_Source data_
........
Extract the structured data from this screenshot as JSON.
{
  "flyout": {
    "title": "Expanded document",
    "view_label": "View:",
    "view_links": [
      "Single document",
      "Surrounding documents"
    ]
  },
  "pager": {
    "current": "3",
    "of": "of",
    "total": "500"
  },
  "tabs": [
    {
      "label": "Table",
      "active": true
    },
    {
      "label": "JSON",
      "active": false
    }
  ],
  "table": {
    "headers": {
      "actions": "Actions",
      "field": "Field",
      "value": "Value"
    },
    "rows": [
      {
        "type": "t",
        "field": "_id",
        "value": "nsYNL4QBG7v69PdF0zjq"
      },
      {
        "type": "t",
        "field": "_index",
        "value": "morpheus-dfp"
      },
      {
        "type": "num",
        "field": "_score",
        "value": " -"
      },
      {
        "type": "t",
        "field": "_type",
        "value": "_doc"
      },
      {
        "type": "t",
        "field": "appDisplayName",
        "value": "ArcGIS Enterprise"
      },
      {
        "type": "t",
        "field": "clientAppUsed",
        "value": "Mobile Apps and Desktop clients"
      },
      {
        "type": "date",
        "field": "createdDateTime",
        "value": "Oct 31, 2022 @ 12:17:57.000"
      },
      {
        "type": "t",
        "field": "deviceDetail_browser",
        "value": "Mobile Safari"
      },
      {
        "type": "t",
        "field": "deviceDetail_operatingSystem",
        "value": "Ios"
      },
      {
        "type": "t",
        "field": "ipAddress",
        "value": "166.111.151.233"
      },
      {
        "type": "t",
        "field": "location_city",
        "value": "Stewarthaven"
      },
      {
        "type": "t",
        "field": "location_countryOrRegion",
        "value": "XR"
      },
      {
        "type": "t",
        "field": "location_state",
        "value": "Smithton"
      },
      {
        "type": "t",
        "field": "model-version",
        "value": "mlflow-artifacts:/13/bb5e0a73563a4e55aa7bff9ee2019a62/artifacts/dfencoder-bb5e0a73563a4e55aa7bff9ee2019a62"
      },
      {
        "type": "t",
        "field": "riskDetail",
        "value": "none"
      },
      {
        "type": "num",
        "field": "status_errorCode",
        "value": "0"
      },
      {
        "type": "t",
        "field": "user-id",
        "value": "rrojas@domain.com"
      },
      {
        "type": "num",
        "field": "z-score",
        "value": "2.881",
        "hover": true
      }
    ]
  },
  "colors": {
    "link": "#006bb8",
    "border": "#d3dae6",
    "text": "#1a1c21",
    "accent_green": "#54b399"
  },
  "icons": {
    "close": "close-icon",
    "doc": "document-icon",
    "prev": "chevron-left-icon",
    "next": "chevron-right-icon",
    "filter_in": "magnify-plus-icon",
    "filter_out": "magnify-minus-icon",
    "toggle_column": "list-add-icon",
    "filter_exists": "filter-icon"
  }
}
........
_Stated problem_
Write out the whole listing again, exactly as it stands.

_Answer in full_
Extract the structured data from this screenshot as JSON.
{
  "flyout": {
    "title": "Expanded document",
    "view_label": "View:",
    "view_links": [
      "Single document",
      "Surrounding documents"
    ]
  },
  "pager": {
    "current": "3",
    "of": "of",
    "total": "500"
  },
  "tabs": [
    {
      "label": "Table",
      "active": true
    },
    {
      "label": "JSON",
      "active": false
    }
  ],
  "table": {
    "headers": {
      "actions": "Actions",
      "field": "Field",
      "value": "Value"
    },
    "rows": [
      {
        "type": "t",
        "field": "_id",
        "value": "nsYNL4QBG7v69PdF0zjq"
      },
      {
        "type": "t",
        "field": "_index",
        "value": "morpheus-dfp"
      },
      {
        "type": "num",
        "field": "_score",
        "value": " -"
      },
      {
        "type": "t",
        "field": "_type",
        "value": "_doc"
      },
      {
        "type": "t",
        "field": "appDisplayName",
        "value": "ArcGIS Enterprise"
      },
      {
        "type": "t",
        "field": "clientAppUsed",
        "value": "Mobile Apps and Desktop clients"
      },
      {
        "type": "date",
        "field": "createdDateTime",
        "value": "Oct 31, 2022 @ 12:17:57.000"
      },
      {
        "type": "t",
        "field": "deviceDetail_browser",
        "value": "Mobile Safari"
      },
      {
        "type": "t",
        "field": "deviceDetail_operatingSystem",
        "value": "Ios"
      },
      {
        "type": "t",
        "field": "ipAddress",
        "value": "166.111.151.233"
      },
      {
        "type": "t",
        "field": "location_city",
        "value": "Stewarthaven"
      },
      {
        "type": "t",
        "field": "location_countryOrRegion",
        "value": "XR"
      },
      {
        "type": "t",
        "field": "location_state",
        "value": "Smithton"
      },
      {
        "type": "t",
        "field": "model-version",
        "value": "mlflow-artifacts:/13/bb5e0a73563a4e55aa7bff9ee2019a62/artifacts/dfencoder-bb5e0a73563a4e55aa7bff9ee2019a62"
      },
      {
        "type": "t",
        "field": "riskDetail",
        "value": "none"
      },
      {
        "type": "num",
        "field": "status_errorCode",
        "value": "0"
      },
      {
        "type": "t",
        "field": "user-id",
        "value": "rrojas@domain.com"
      },
      {
        "type": "num",
        "field": "z-score",
        "value": "2.881",
        "hover": true
      }
    ]
  },
  "colors": {
    "link": "#006bb8",
    "border": "#d3dae6",
    "text": "#1a1c21",
    "accent_green": "#54b399"
  },
  "icons": {
    "close": "close-icon",
    "doc": "document-icon",
    "prev": "chevron-left-icon",
    "next": "chevron-right-icon",
    "filter_in": "magnify-plus-icon",
    "filter_out": "magnify-minus-icon",
    "toggle_column": "list-add-icon",
    "filter_exists": "filter-icon"
  }
}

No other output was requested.